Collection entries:
=-=-=-=-=
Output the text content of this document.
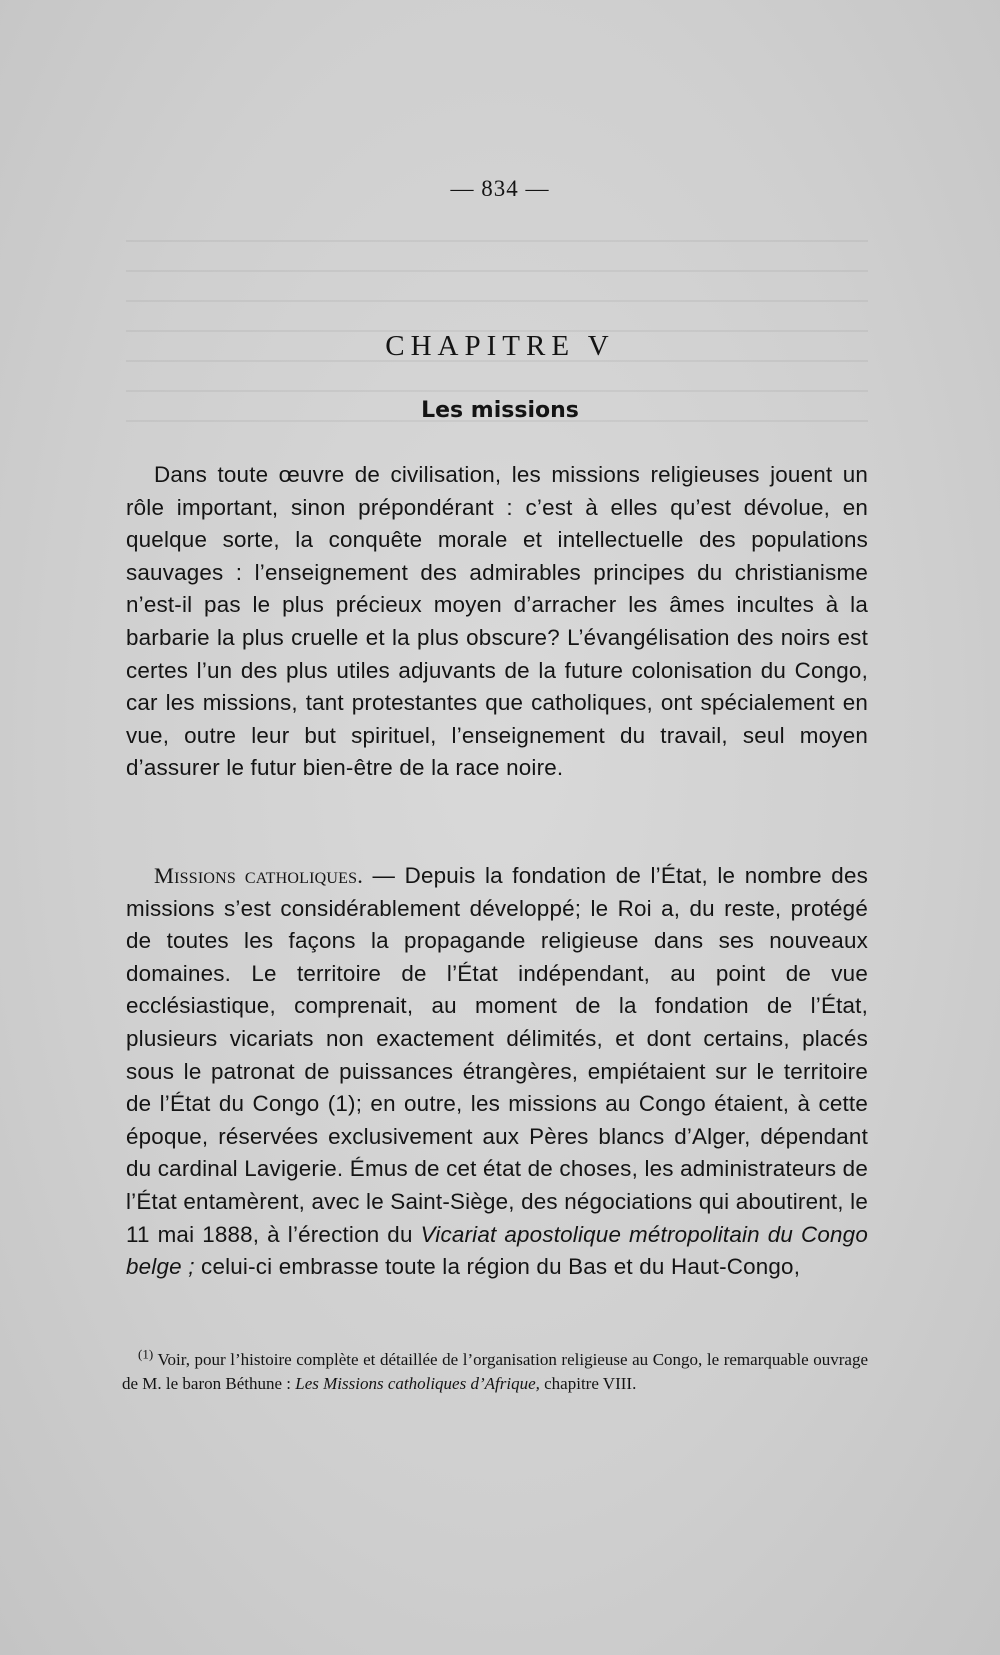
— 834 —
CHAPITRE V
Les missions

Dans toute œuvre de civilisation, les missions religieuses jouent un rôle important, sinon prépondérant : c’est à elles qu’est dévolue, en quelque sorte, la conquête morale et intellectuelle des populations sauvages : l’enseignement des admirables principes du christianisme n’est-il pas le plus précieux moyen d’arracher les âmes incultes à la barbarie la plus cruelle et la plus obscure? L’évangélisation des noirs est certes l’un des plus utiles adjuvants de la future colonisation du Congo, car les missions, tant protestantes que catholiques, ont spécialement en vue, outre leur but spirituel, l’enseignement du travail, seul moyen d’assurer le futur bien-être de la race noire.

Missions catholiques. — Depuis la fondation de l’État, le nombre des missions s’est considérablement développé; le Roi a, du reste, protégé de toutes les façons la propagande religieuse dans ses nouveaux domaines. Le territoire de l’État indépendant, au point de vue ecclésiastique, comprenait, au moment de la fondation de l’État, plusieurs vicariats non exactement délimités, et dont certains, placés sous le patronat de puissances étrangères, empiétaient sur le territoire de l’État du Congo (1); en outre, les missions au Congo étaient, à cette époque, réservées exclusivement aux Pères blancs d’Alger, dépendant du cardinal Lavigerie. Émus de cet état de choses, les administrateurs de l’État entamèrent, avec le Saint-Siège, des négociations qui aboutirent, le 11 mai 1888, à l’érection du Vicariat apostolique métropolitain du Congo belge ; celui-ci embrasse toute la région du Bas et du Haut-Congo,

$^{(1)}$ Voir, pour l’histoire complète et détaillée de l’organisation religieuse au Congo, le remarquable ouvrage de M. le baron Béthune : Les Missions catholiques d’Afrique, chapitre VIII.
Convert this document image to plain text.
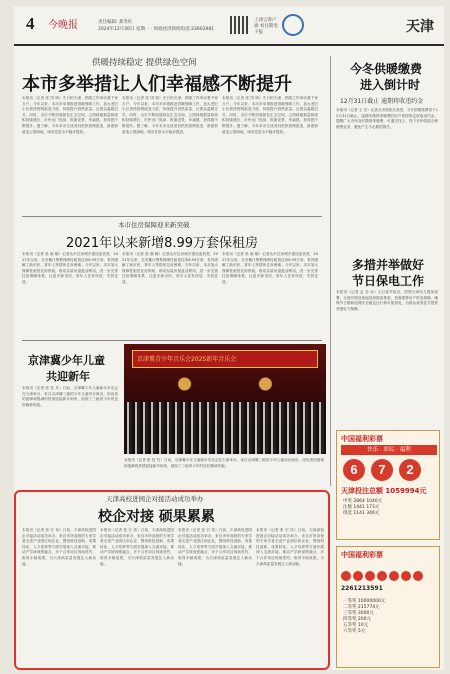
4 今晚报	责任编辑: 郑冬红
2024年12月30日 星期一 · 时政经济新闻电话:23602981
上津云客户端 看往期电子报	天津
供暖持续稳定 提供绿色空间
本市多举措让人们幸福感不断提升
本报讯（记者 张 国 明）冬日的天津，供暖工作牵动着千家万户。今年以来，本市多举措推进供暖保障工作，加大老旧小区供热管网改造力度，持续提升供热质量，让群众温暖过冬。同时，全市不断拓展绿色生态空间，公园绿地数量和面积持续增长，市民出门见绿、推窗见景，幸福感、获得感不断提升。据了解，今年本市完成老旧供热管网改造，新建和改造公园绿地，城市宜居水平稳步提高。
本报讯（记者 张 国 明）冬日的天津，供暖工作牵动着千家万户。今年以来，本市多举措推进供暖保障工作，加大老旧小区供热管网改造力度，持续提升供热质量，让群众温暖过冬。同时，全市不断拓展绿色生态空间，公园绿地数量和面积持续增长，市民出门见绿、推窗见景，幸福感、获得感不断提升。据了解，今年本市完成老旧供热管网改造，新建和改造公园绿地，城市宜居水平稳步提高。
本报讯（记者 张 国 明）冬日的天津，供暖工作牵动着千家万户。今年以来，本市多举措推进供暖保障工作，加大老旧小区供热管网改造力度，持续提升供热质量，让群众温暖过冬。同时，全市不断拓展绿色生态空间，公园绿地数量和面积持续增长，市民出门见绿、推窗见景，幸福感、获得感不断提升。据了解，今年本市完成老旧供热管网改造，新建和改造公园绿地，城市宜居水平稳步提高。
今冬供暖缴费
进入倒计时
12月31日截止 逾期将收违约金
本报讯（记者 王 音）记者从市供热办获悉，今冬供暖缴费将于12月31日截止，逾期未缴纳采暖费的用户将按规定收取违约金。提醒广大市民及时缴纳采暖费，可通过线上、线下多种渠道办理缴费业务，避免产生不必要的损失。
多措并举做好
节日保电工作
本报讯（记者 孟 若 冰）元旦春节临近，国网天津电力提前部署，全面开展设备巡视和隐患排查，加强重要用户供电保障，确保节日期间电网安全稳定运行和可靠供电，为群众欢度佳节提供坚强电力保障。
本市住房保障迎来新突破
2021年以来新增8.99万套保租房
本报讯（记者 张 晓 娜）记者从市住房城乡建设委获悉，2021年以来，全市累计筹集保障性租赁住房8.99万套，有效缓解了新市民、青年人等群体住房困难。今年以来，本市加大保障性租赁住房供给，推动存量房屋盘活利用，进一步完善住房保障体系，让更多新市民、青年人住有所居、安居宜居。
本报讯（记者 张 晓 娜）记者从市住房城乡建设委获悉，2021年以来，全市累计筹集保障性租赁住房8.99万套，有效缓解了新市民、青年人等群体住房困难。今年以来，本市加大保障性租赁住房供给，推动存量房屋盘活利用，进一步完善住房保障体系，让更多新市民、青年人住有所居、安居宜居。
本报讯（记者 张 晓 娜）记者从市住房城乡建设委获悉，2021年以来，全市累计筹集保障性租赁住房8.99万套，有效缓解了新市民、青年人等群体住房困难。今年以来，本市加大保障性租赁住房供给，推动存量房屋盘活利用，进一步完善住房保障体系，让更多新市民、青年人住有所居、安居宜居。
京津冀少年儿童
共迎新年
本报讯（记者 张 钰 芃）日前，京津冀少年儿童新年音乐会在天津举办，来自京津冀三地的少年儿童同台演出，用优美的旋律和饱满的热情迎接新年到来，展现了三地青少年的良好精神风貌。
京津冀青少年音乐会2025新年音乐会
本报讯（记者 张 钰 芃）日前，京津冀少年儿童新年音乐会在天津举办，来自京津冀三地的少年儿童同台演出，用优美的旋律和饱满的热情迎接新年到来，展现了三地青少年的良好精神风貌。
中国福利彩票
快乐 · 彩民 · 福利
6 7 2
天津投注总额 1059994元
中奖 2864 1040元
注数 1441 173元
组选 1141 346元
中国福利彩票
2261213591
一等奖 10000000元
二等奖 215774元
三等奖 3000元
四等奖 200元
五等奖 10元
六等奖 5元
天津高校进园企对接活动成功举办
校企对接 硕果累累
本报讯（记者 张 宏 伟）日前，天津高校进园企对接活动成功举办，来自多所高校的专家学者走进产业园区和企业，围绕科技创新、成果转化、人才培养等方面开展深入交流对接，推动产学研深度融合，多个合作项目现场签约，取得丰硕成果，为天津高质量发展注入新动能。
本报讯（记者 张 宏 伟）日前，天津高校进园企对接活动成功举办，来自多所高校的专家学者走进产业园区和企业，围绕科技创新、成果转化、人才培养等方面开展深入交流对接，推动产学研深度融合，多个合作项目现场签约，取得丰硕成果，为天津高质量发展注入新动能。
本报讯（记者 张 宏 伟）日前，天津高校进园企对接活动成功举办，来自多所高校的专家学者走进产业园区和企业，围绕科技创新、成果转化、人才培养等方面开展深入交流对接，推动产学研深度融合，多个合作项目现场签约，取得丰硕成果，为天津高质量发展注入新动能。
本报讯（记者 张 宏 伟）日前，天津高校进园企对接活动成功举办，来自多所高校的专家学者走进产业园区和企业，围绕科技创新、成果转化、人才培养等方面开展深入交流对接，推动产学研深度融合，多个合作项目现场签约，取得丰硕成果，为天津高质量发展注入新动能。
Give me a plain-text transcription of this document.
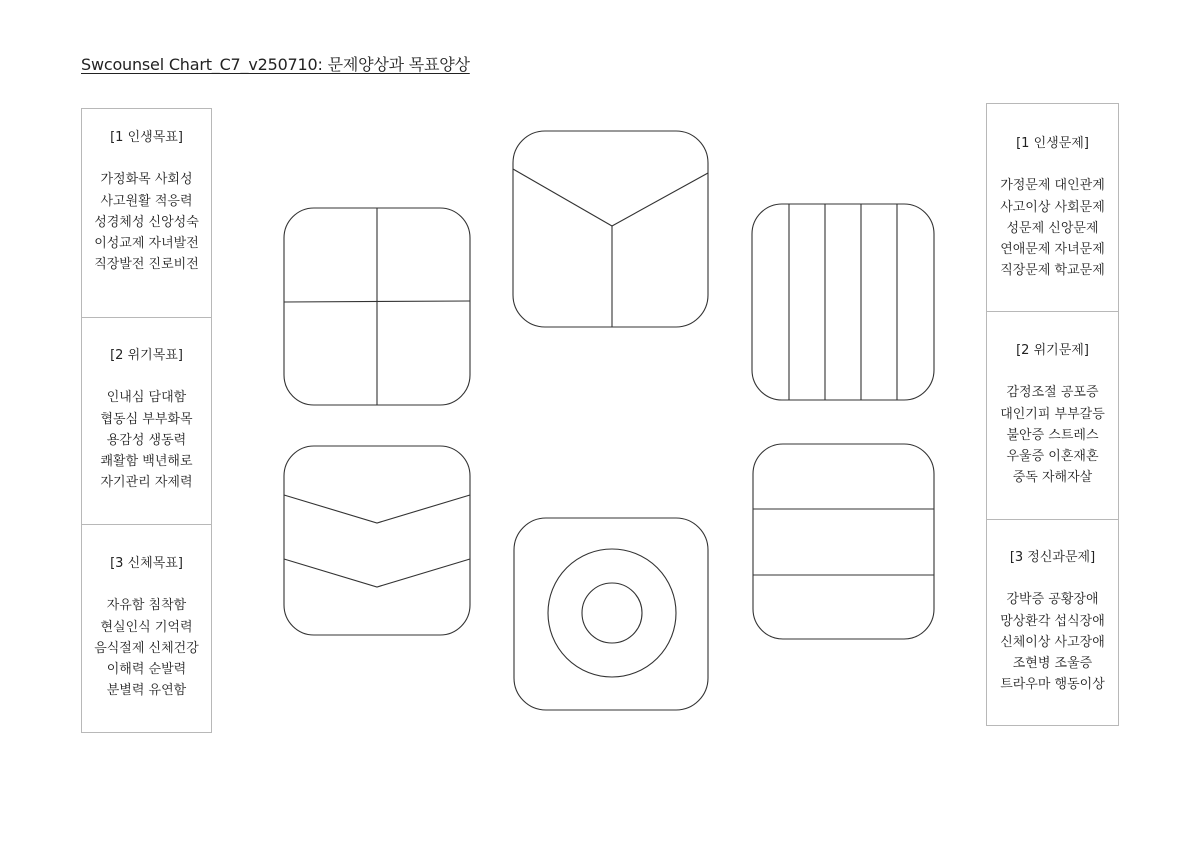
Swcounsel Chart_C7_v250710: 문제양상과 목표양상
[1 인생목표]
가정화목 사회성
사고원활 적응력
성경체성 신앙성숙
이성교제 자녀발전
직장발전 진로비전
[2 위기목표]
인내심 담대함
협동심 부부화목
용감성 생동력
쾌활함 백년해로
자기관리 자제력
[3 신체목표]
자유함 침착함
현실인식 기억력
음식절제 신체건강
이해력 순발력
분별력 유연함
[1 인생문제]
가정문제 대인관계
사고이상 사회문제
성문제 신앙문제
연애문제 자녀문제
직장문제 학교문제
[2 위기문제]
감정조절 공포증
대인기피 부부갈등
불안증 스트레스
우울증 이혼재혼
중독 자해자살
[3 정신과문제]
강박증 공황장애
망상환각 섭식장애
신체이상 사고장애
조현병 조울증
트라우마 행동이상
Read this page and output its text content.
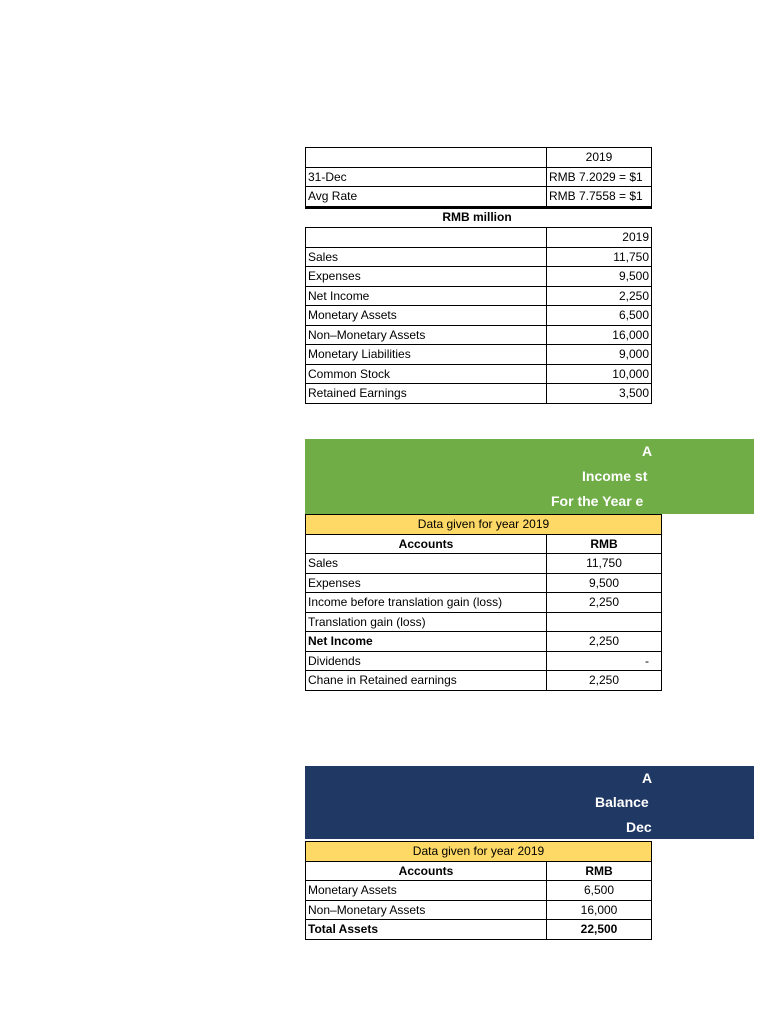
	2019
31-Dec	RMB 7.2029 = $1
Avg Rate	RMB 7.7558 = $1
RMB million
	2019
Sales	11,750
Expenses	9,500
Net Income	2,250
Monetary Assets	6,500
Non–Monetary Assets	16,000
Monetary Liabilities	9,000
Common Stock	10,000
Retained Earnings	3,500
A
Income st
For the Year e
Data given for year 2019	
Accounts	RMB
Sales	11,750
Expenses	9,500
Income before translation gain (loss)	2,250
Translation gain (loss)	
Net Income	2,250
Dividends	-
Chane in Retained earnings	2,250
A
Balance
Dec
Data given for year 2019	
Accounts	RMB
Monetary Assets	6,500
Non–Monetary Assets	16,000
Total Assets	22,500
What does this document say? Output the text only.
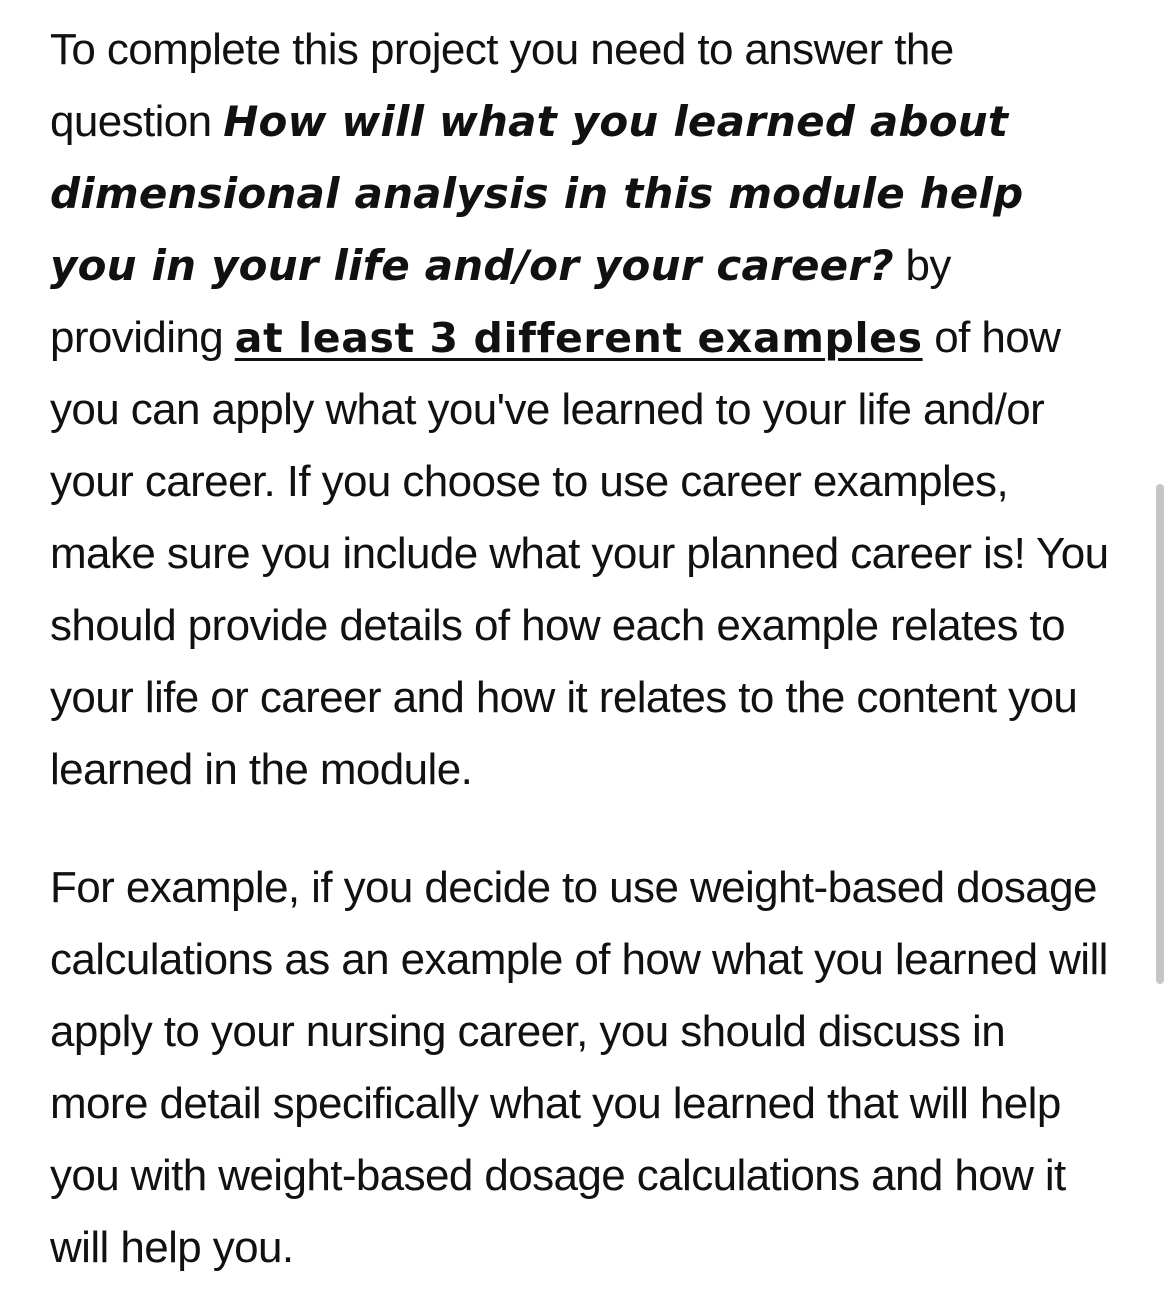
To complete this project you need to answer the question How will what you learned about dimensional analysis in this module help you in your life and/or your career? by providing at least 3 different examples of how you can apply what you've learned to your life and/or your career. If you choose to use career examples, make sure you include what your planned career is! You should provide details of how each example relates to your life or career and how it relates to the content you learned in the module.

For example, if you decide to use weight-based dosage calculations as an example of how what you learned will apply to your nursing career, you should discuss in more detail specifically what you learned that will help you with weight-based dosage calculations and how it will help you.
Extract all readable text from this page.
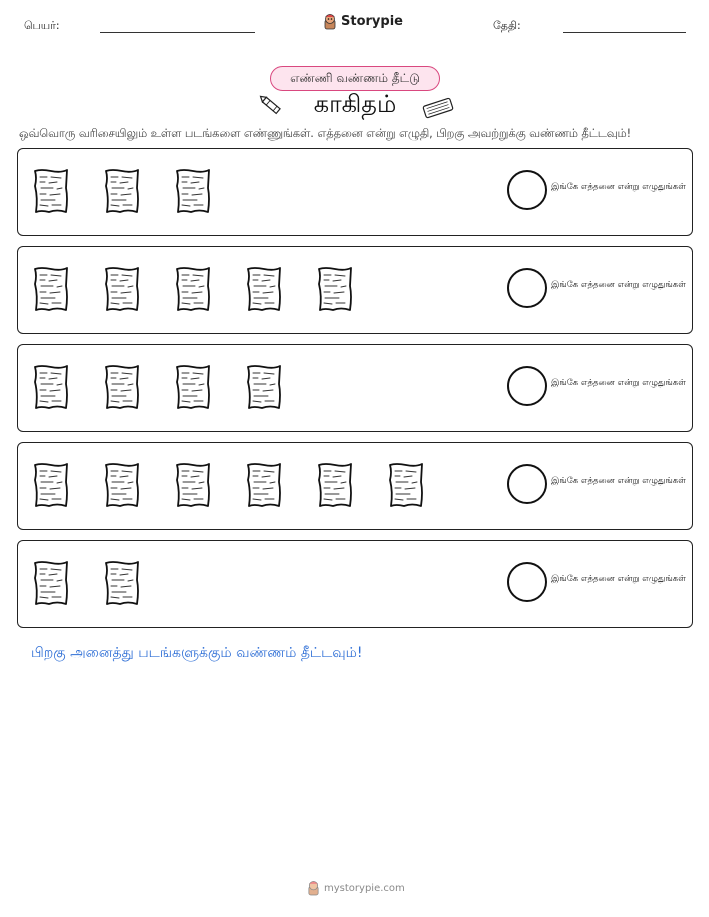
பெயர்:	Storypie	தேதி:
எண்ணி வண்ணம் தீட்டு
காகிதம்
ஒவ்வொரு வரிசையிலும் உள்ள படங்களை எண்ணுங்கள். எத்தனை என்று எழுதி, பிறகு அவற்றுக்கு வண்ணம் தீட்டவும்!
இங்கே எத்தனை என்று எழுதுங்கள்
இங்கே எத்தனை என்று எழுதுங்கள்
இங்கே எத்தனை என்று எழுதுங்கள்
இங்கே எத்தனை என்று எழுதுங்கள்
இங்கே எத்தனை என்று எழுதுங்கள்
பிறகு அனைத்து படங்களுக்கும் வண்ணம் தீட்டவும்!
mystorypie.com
=-=-=-=-=
> **PROBLEM REQUIREMENTS**
Report the number of lines in the listing that include the string "gain"; give nothing but the number.

> **WRITTEN RESPONSE**
2